> [Task to carry out]:
Identify each line containing the word "hisRelativePath" and copy it.

========================================

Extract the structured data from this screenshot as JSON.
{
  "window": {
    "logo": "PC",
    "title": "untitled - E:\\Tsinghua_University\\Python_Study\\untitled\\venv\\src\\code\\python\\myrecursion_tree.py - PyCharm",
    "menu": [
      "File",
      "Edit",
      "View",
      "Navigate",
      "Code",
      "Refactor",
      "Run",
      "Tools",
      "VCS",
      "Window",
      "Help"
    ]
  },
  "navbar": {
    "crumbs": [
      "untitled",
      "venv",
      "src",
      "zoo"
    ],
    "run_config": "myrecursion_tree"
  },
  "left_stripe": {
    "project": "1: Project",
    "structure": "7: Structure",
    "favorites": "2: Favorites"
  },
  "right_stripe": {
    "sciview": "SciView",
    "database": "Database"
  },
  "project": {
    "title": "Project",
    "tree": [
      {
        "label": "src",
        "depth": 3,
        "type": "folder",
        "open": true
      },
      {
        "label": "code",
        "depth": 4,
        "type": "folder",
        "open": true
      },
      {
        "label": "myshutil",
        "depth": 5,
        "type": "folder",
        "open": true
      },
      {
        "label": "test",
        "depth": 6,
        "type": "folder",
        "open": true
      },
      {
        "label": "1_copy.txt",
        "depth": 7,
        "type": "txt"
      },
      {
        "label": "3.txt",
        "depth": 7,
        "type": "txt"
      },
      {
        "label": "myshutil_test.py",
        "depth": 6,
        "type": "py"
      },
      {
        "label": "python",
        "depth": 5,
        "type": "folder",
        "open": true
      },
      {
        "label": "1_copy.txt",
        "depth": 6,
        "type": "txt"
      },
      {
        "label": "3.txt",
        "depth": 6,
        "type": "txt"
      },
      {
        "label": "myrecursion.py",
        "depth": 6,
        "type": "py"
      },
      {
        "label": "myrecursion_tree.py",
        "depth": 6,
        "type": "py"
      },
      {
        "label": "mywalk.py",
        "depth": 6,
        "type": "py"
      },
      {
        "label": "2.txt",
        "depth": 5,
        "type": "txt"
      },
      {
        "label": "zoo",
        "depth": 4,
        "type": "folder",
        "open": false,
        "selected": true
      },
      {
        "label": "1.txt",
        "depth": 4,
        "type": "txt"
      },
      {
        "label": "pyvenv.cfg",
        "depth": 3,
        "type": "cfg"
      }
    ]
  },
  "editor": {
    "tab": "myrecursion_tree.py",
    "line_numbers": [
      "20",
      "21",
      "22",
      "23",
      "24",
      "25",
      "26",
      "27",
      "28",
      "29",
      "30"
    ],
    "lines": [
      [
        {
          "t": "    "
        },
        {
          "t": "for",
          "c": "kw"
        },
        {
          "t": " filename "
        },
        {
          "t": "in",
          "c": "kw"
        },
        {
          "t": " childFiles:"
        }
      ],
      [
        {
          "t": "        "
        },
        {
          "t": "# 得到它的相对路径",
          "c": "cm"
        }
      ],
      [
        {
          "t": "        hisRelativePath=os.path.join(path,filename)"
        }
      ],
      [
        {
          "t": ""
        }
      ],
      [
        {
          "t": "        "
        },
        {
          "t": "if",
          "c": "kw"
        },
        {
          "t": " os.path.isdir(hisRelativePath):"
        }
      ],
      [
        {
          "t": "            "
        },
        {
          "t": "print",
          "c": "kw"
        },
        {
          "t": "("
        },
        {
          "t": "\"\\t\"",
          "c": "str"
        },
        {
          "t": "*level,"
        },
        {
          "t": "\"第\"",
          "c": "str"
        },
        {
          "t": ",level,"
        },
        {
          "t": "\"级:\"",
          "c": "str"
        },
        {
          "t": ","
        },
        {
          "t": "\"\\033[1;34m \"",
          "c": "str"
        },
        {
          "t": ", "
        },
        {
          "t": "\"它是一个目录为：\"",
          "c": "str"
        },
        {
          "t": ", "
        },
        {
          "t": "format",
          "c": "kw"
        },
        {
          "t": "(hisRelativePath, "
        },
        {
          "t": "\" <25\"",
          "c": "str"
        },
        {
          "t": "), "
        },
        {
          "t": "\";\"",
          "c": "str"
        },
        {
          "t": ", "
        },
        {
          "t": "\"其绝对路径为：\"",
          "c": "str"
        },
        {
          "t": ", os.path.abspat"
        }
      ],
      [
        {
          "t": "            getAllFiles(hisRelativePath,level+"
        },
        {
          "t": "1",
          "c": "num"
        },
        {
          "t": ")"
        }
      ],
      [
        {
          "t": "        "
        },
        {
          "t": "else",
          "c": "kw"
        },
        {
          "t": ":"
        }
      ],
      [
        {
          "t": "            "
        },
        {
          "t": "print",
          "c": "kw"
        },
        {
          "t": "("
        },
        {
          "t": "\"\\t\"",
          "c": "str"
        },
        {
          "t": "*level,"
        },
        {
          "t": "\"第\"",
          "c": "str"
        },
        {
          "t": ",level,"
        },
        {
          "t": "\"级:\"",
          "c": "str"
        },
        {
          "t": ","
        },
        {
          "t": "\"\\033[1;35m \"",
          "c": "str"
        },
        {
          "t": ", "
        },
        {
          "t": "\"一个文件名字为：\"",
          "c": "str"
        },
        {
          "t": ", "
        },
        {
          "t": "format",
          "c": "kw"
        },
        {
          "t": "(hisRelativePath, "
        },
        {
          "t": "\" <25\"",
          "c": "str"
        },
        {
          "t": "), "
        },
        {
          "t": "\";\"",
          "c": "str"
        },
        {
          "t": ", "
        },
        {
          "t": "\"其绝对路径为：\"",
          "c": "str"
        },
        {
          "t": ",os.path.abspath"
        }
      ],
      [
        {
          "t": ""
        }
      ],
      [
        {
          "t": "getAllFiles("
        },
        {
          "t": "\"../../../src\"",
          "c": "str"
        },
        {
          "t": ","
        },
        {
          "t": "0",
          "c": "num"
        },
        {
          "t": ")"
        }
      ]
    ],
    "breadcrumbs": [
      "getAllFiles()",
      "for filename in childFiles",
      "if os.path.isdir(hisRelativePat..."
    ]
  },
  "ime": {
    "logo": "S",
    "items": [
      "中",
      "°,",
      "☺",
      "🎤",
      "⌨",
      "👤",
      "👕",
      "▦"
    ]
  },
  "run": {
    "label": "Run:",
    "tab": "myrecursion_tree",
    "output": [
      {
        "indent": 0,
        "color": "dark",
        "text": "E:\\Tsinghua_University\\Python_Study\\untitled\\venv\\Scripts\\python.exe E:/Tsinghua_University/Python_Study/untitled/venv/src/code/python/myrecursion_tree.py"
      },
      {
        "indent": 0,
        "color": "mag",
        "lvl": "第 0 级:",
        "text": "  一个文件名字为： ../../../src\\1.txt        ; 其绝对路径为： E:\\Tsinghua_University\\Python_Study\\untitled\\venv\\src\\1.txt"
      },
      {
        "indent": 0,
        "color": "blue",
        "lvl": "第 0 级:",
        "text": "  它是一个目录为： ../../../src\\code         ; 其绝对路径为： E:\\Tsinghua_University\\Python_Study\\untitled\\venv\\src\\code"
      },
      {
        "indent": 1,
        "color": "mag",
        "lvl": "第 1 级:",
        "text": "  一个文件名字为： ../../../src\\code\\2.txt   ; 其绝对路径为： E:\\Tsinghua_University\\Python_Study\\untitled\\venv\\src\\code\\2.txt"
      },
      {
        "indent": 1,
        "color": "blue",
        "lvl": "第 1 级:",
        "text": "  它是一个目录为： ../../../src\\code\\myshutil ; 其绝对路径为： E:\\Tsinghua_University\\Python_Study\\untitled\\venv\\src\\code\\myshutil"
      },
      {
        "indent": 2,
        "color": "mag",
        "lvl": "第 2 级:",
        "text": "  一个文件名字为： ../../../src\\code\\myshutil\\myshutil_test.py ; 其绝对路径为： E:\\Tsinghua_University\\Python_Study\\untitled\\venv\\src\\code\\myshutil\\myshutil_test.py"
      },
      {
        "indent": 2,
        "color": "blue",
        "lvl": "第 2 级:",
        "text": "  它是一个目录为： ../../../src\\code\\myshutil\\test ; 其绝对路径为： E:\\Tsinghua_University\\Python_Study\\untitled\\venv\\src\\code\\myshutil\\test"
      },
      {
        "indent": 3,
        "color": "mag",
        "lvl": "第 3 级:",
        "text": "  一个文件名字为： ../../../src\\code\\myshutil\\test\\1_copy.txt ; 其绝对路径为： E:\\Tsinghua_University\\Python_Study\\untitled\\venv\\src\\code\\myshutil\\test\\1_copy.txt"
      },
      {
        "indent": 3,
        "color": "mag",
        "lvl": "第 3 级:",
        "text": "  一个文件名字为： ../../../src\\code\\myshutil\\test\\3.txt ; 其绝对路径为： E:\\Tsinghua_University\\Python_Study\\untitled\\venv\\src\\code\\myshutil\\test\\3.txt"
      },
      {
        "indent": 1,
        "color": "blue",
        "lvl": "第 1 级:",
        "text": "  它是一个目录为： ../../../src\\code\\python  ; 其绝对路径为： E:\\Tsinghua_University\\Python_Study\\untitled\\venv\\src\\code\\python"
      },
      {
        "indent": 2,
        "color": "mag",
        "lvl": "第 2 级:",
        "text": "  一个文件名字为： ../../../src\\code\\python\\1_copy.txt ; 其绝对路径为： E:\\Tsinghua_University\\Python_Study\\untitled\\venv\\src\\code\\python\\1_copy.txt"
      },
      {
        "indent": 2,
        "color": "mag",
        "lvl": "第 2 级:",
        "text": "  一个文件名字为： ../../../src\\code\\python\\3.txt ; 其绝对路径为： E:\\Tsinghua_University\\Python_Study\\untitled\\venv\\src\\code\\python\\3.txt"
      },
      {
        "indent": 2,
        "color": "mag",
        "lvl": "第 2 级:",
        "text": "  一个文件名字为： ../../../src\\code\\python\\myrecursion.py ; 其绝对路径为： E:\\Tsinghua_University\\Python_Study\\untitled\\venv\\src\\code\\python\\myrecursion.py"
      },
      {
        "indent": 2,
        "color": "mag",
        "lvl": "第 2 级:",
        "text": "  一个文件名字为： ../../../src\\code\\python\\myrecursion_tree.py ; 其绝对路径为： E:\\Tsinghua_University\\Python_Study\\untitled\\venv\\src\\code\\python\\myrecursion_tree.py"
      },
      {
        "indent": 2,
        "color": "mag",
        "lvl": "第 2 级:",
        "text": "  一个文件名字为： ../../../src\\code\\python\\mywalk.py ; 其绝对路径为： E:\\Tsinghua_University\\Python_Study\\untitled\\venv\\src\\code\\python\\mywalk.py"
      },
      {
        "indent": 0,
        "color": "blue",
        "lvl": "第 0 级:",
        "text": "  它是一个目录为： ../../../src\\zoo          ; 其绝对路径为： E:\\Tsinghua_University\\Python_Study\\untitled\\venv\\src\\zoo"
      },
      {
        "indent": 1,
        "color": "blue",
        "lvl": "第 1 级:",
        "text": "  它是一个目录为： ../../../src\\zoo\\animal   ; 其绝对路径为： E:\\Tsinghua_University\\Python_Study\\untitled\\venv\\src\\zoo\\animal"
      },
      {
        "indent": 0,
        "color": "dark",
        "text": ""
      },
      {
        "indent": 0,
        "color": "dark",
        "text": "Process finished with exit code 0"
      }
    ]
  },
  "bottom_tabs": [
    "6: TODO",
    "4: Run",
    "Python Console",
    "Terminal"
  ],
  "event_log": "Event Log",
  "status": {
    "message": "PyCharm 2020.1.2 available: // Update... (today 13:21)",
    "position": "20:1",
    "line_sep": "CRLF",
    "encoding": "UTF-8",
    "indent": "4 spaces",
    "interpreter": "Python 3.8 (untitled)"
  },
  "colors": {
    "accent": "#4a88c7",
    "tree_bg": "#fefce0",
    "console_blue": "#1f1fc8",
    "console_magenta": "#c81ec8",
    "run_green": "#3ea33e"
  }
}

========================================

> [Expected answer]:
          "t": "        hisRelativePath=os.path.join(path,filename)"
          "t": " os.path.isdir(hisRelativePath):"
          "t": "(hisRelativePath, "
          "t": "            getAllFiles(hisRelativePath,level+"
          "t": "(hisRelativePath, "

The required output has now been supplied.